YOUR INSTRUCTIONS - Take the data that follows and retype it word for word.

= = =

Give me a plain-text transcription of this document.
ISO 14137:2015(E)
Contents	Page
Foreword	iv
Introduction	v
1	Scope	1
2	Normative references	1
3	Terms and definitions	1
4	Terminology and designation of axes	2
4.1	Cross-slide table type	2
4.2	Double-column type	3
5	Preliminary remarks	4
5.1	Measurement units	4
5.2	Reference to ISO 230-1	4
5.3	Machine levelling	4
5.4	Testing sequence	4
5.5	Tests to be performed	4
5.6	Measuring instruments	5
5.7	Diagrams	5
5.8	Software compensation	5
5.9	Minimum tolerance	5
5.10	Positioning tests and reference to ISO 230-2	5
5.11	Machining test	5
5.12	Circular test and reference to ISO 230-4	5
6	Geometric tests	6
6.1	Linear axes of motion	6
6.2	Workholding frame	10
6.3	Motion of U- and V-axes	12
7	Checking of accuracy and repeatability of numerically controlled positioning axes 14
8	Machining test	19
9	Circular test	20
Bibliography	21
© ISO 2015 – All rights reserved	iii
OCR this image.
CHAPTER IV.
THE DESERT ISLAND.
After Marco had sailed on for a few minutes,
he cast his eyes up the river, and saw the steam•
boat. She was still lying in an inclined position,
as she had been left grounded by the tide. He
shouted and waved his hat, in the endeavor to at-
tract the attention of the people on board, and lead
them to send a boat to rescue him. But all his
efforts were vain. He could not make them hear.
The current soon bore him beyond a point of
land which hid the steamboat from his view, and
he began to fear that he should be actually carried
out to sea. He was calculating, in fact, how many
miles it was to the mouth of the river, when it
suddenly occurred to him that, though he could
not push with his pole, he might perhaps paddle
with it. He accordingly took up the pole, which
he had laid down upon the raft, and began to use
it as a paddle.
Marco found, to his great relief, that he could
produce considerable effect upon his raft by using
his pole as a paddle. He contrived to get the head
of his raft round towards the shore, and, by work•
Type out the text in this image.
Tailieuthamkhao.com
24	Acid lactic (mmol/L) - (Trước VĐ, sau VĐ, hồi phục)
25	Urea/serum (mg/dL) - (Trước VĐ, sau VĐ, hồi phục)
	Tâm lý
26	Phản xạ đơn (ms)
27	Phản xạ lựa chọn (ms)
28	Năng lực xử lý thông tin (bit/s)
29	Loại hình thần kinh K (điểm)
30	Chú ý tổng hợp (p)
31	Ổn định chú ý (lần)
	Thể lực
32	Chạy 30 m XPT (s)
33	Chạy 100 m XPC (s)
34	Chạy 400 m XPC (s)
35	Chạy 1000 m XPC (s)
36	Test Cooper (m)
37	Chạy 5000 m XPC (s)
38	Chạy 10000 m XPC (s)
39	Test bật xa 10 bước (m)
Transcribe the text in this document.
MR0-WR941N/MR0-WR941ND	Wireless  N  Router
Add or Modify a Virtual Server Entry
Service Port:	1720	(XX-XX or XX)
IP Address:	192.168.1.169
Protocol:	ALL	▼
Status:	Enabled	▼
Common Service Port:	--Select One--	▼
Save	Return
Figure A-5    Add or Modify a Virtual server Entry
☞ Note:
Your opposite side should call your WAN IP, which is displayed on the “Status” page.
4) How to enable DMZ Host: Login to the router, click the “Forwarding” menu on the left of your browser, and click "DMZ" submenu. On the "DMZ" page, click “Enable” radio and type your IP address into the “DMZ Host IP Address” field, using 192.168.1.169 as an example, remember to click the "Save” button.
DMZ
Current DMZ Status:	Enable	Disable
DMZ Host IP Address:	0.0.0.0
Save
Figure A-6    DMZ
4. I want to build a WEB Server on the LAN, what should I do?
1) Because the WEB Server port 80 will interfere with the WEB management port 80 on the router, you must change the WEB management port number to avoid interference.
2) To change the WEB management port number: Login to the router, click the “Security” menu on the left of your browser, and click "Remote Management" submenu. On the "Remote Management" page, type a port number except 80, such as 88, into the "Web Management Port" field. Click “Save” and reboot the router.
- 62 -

= = =

FINAL RESULT -
Give me a plain-text transcription of this document.
ISO 14137:2015(E)
Contents	Page
Foreword	iv
Introduction	v
1	Scope	1
2	Normative references	1
3	Terms and definitions	1
4	Terminology and designation of axes	2
4.1	Cross-slide table type	2
4.2	Double-column type	3
5	Preliminary remarks	4
5.1	Measurement units	4
5.2	Reference to ISO 230-1	4
5.3	Machine levelling	4
5.4	Testing sequence	4
5.5	Tests to be performed	4
5.6	Measuring instruments	5
5.7	Diagrams	5
5.8	Software compensation	5
5.9	Minimum tolerance	5
5.10	Positioning tests and reference to ISO 230-2	5
5.11	Machining test	5
5.12	Circular test and reference to ISO 230-4	5
6	Geometric tests	6
6.1	Linear axes of motion	6
6.2	Workholding frame	10
6.3	Motion of U- and V-axes	12
7	Checking of accuracy and repeatability of numerically controlled positioning axes 14
8	Machining test	19
9	Circular test	20
Bibliography	21
© ISO 2015 – All rights reserved	iii
OCR this image.
CHAPTER IV.
THE DESERT ISLAND.
After Marco had sailed on for a few minutes,
he cast his eyes up the river, and saw the steam•
boat. She was still lying in an inclined position,
as she had been left grounded by the tide. He
shouted and waved his hat, in the endeavor to at-
tract the attention of the people on board, and lead
them to send a boat to rescue him. But all his
efforts were vain. He could not make them hear.
The current soon bore him beyond a point of
land which hid the steamboat from his view, and
he began to fear that he should be actually carried
out to sea. He was calculating, in fact, how many
miles it was to the mouth of the river, when it
suddenly occurred to him that, though he could
not push with his pole, he might perhaps paddle
with it. He accordingly took up the pole, which
he had laid down upon the raft, and began to use
it as a paddle.
Marco found, to his great relief, that he could
produce considerable effect upon his raft by using
his pole as a paddle. He contrived to get the head
of his raft round towards the shore, and, by work•
Type out the text in this image.
Tailieuthamkhao.com
24	Acid lactic (mmol/L) - (Trước VĐ, sau VĐ, hồi phục)
25	Urea/serum (mg/dL) - (Trước VĐ, sau VĐ, hồi phục)
	Tâm lý
26	Phản xạ đơn (ms)
27	Phản xạ lựa chọn (ms)
28	Năng lực xử lý thông tin (bit/s)
29	Loại hình thần kinh K (điểm)
30	Chú ý tổng hợp (p)
31	Ổn định chú ý (lần)
	Thể lực
32	Chạy 30 m XPT (s)
33	Chạy 100 m XPC (s)
34	Chạy 400 m XPC (s)
35	Chạy 1000 m XPC (s)
36	Test Cooper (m)
37	Chạy 5000 m XPC (s)
38	Chạy 10000 m XPC (s)
39	Test bật xa 10 bước (m)
Transcribe the text in this document.
MR0-WR941N/MR0-WR941ND	Wireless  N  Router
Add or Modify a Virtual Server Entry
Service Port:	1720	(XX-XX or XX)
IP Address:	192.168.1.169
Protocol:	ALL	▼
Status:	Enabled	▼
Common Service Port:	--Select One--	▼
Save	Return
Figure A-5    Add or Modify a Virtual server Entry
☞ Note:
Your opposite side should call your WAN IP, which is displayed on the “Status” page.
4) How to enable DMZ Host: Login to the router, click the “Forwarding” menu on the left of your browser, and click "DMZ" submenu. On the "DMZ" page, click “Enable” radio and type your IP address into the “DMZ Host IP Address” field, using 192.168.1.169 as an example, remember to click the "Save” button.
DMZ
Current DMZ Status:	Enable	Disable
DMZ Host IP Address:	0.0.0.0
Save
Figure A-6    DMZ
4. I want to build a WEB Server on the LAN, what should I do?
1) Because the WEB Server port 80 will interfere with the WEB management port 80 on the router, you must change the WEB management port number to avoid interference.
2) To change the WEB management port number: Login to the router, click the “Security” menu on the left of your browser, and click "Remote Management" submenu. On the "Remote Management" page, type a port number except 80, such as 88, into the "Web Management Port" field. Click “Save” and reboot the router.
- 62 -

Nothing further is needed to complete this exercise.